Short exercise =>
Every line below is to be quoted exactly, with nothing added or dropped.

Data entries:
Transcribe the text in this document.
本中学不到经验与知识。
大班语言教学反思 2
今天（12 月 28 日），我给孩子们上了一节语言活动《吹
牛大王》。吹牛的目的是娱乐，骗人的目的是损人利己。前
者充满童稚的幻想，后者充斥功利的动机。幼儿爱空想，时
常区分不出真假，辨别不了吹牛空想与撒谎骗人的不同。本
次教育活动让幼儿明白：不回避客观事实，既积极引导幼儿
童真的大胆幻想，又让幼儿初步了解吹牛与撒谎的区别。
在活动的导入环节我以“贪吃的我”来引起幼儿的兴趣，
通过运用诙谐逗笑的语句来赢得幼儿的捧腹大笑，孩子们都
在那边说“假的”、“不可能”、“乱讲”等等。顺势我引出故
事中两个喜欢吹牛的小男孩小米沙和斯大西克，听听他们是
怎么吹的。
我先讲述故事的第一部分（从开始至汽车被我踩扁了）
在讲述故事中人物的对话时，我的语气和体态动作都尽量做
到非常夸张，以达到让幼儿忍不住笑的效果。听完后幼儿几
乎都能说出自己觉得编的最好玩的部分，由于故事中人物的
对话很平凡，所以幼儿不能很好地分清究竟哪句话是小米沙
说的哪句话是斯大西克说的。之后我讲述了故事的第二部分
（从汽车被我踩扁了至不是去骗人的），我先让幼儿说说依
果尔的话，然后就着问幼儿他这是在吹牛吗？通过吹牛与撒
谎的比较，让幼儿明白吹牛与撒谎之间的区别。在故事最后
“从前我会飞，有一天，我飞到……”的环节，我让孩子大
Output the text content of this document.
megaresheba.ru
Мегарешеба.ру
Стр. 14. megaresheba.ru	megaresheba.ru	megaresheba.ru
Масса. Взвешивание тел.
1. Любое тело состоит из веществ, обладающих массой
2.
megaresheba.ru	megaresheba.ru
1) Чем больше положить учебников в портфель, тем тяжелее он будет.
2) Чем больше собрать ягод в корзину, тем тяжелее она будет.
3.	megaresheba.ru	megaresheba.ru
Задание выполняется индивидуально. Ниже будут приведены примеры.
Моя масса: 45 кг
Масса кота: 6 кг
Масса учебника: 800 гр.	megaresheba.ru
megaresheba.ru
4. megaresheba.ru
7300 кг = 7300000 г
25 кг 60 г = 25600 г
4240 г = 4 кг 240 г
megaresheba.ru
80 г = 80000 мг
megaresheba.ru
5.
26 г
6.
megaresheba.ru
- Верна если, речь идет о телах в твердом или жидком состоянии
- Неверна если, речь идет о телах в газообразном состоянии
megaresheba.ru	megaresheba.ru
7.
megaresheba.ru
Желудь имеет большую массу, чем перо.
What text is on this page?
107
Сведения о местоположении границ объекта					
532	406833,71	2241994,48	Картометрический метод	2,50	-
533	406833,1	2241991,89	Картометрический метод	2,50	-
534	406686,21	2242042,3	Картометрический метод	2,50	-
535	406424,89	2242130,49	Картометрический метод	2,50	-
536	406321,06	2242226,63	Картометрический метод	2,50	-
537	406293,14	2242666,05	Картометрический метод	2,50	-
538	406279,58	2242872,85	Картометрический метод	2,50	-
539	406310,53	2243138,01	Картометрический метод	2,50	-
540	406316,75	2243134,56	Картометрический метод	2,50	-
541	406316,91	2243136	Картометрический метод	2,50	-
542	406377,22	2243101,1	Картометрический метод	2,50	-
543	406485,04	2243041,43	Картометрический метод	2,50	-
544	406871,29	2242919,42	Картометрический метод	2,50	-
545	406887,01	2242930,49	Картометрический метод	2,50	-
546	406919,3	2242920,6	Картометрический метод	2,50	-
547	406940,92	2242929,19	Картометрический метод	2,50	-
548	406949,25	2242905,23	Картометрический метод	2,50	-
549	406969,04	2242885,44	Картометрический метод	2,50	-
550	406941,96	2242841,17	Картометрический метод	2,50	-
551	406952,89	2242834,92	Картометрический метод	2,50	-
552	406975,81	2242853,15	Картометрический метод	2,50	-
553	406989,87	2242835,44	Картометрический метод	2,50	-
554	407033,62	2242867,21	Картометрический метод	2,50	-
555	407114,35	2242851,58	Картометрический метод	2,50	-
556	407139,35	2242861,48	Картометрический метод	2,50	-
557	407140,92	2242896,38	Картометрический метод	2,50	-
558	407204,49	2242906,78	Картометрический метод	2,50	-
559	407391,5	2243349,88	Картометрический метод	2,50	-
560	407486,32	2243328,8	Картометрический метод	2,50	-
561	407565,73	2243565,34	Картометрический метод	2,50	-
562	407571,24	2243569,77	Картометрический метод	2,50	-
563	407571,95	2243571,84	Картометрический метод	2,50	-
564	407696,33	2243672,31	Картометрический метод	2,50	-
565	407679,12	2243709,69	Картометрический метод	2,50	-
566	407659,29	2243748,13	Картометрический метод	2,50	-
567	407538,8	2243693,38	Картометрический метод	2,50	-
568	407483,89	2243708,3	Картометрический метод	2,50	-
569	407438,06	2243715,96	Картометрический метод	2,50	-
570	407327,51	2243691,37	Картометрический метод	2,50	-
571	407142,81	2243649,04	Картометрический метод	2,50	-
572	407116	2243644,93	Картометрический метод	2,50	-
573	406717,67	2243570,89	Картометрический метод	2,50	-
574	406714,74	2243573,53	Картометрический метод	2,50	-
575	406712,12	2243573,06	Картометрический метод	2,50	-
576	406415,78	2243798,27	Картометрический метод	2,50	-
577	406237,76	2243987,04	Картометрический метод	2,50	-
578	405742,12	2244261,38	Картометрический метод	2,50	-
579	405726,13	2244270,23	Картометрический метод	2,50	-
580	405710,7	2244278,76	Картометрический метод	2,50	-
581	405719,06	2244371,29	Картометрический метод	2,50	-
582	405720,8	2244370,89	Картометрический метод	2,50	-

Worked answer =>
Transcribe the text in this document.
本中学不到经验与知识。
大班语言教学反思 2
今天（12 月 28 日），我给孩子们上了一节语言活动《吹
牛大王》。吹牛的目的是娱乐，骗人的目的是损人利己。前
者充满童稚的幻想，后者充斥功利的动机。幼儿爱空想，时
常区分不出真假，辨别不了吹牛空想与撒谎骗人的不同。本
次教育活动让幼儿明白：不回避客观事实，既积极引导幼儿
童真的大胆幻想，又让幼儿初步了解吹牛与撒谎的区别。
在活动的导入环节我以“贪吃的我”来引起幼儿的兴趣，
通过运用诙谐逗笑的语句来赢得幼儿的捧腹大笑，孩子们都
在那边说“假的”、“不可能”、“乱讲”等等。顺势我引出故
事中两个喜欢吹牛的小男孩小米沙和斯大西克，听听他们是
怎么吹的。
我先讲述故事的第一部分（从开始至汽车被我踩扁了）
在讲述故事中人物的对话时，我的语气和体态动作都尽量做
到非常夸张，以达到让幼儿忍不住笑的效果。听完后幼儿几
乎都能说出自己觉得编的最好玩的部分，由于故事中人物的
对话很平凡，所以幼儿不能很好地分清究竟哪句话是小米沙
说的哪句话是斯大西克说的。之后我讲述了故事的第二部分
（从汽车被我踩扁了至不是去骗人的），我先让幼儿说说依
果尔的话，然后就着问幼儿他这是在吹牛吗？通过吹牛与撒
谎的比较，让幼儿明白吹牛与撒谎之间的区别。在故事最后
“从前我会飞，有一天，我飞到……”的环节，我让孩子大
Output the text content of this document.
megaresheba.ru
Мегарешеба.ру
Стр. 14. megaresheba.ru	megaresheba.ru	megaresheba.ru
Масса. Взвешивание тел.
1. Любое тело состоит из веществ, обладающих массой
2.
megaresheba.ru	megaresheba.ru
1) Чем больше положить учебников в портфель, тем тяжелее он будет.
2) Чем больше собрать ягод в корзину, тем тяжелее она будет.
3.	megaresheba.ru	megaresheba.ru
Задание выполняется индивидуально. Ниже будут приведены примеры.
Моя масса: 45 кг
Масса кота: 6 кг
Масса учебника: 800 гр.	megaresheba.ru
megaresheba.ru
4. megaresheba.ru
7300 кг = 7300000 г
25 кг 60 г = 25600 г
4240 г = 4 кг 240 г
megaresheba.ru
80 г = 80000 мг
megaresheba.ru
5.
26 г
6.
megaresheba.ru
- Верна если, речь идет о телах в твердом или жидком состоянии
- Неверна если, речь идет о телах в газообразном состоянии
megaresheba.ru	megaresheba.ru
7.
megaresheba.ru
Желудь имеет большую массу, чем перо.
What text is on this page?
107
Сведения о местоположении границ объекта					
532	406833,71	2241994,48	Картометрический метод	2,50	-
533	406833,1	2241991,89	Картометрический метод	2,50	-
534	406686,21	2242042,3	Картометрический метод	2,50	-
535	406424,89	2242130,49	Картометрический метод	2,50	-
536	406321,06	2242226,63	Картометрический метод	2,50	-
537	406293,14	2242666,05	Картометрический метод	2,50	-
538	406279,58	2242872,85	Картометрический метод	2,50	-
539	406310,53	2243138,01	Картометрический метод	2,50	-
540	406316,75	2243134,56	Картометрический метод	2,50	-
541	406316,91	2243136	Картометрический метод	2,50	-
542	406377,22	2243101,1	Картометрический метод	2,50	-
543	406485,04	2243041,43	Картометрический метод	2,50	-
544	406871,29	2242919,42	Картометрический метод	2,50	-
545	406887,01	2242930,49	Картометрический метод	2,50	-
546	406919,3	2242920,6	Картометрический метод	2,50	-
547	406940,92	2242929,19	Картометрический метод	2,50	-
548	406949,25	2242905,23	Картометрический метод	2,50	-
549	406969,04	2242885,44	Картометрический метод	2,50	-
550	406941,96	2242841,17	Картометрический метод	2,50	-
551	406952,89	2242834,92	Картометрический метод	2,50	-
552	406975,81	2242853,15	Картометрический метод	2,50	-
553	406989,87	2242835,44	Картометрический метод	2,50	-
554	407033,62	2242867,21	Картометрический метод	2,50	-
555	407114,35	2242851,58	Картометрический метод	2,50	-
556	407139,35	2242861,48	Картометрический метод	2,50	-
557	407140,92	2242896,38	Картометрический метод	2,50	-
558	407204,49	2242906,78	Картометрический метод	2,50	-
559	407391,5	2243349,88	Картометрический метод	2,50	-
560	407486,32	2243328,8	Картометрический метод	2,50	-
561	407565,73	2243565,34	Картометрический метод	2,50	-
562	407571,24	2243569,77	Картометрический метод	2,50	-
563	407571,95	2243571,84	Картометрический метод	2,50	-
564	407696,33	2243672,31	Картометрический метод	2,50	-
565	407679,12	2243709,69	Картометрический метод	2,50	-
566	407659,29	2243748,13	Картометрический метод	2,50	-
567	407538,8	2243693,38	Картометрический метод	2,50	-
568	407483,89	2243708,3	Картометрический метод	2,50	-
569	407438,06	2243715,96	Картометрический метод	2,50	-
570	407327,51	2243691,37	Картометрический метод	2,50	-
571	407142,81	2243649,04	Картометрический метод	2,50	-
572	407116	2243644,93	Картометрический метод	2,50	-
573	406717,67	2243570,89	Картометрический метод	2,50	-
574	406714,74	2243573,53	Картометрический метод	2,50	-
575	406712,12	2243573,06	Картометрический метод	2,50	-
576	406415,78	2243798,27	Картометрический метод	2,50	-
577	406237,76	2243987,04	Картометрический метод	2,50	-
578	405742,12	2244261,38	Картометрический метод	2,50	-
579	405726,13	2244270,23	Картометрический метод	2,50	-
580	405710,7	2244278,76	Картометрический метод	2,50	-
581	405719,06	2244371,29	Картометрический метод	2,50	-
582	405720,8	2244370,89	Картометрический метод	2,50	-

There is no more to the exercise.